*PROBLEM*. Among these lines, how many include "blue"? Answer only with the number.

*ENTRIES SHOWN*.
----------

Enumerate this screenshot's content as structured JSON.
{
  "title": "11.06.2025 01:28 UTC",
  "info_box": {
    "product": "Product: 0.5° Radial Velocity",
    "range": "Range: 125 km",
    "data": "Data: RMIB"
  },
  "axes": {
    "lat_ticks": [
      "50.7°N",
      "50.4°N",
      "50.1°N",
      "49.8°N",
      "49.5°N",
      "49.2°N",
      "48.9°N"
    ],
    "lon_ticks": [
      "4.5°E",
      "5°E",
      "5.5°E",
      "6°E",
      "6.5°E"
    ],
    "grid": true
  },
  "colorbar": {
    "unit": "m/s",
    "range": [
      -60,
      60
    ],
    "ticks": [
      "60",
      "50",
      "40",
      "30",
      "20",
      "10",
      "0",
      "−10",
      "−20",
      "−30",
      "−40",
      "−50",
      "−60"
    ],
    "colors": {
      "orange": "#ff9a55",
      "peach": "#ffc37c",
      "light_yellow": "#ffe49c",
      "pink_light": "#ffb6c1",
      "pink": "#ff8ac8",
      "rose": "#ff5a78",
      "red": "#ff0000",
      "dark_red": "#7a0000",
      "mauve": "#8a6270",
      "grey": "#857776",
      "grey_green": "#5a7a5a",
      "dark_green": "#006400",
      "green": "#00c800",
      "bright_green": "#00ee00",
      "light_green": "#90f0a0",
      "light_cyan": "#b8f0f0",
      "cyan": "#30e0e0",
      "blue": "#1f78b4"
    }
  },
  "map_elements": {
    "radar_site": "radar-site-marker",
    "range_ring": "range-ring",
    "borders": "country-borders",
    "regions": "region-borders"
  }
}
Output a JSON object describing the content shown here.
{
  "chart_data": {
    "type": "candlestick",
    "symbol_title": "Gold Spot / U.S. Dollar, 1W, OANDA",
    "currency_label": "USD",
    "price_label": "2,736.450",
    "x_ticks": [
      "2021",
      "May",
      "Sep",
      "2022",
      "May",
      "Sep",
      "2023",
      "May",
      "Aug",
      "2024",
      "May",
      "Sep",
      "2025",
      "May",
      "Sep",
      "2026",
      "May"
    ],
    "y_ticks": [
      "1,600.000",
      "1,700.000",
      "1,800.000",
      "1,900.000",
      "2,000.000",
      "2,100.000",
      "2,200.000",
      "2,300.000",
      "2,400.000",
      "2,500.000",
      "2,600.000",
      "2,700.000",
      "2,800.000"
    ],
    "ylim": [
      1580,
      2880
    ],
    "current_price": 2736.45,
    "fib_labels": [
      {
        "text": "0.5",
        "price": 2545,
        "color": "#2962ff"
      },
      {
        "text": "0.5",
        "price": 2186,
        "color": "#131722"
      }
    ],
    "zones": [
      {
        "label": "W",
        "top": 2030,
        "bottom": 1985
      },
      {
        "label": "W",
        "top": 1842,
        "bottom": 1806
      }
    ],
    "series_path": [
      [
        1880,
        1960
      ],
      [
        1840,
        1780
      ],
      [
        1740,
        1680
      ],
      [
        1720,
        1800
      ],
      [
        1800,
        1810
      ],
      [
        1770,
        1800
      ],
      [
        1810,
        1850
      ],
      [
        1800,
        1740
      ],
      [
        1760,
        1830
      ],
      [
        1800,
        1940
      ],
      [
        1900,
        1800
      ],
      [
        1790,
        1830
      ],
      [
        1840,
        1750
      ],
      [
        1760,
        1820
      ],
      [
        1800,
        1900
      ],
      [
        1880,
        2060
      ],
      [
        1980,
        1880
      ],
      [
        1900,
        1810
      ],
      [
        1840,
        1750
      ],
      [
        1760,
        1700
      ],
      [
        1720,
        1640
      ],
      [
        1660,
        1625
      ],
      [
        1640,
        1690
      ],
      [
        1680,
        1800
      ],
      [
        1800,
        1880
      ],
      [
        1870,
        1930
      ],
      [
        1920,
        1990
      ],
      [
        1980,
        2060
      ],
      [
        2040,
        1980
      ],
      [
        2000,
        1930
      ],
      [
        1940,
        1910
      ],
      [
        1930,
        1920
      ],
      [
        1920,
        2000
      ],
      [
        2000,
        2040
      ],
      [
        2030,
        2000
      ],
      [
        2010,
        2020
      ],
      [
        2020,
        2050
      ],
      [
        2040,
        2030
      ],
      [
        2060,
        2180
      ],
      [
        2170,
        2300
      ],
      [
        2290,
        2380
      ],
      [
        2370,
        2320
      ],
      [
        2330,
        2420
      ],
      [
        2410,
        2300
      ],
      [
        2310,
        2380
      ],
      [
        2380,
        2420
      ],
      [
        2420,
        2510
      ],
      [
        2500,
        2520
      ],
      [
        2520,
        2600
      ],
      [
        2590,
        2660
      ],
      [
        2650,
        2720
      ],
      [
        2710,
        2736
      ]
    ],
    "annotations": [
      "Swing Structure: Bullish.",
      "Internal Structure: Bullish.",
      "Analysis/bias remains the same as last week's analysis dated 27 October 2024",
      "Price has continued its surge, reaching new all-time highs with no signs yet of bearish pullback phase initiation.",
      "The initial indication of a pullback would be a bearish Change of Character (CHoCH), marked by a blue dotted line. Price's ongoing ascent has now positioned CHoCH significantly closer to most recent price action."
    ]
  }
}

----------

*THE RESPONSE*. 2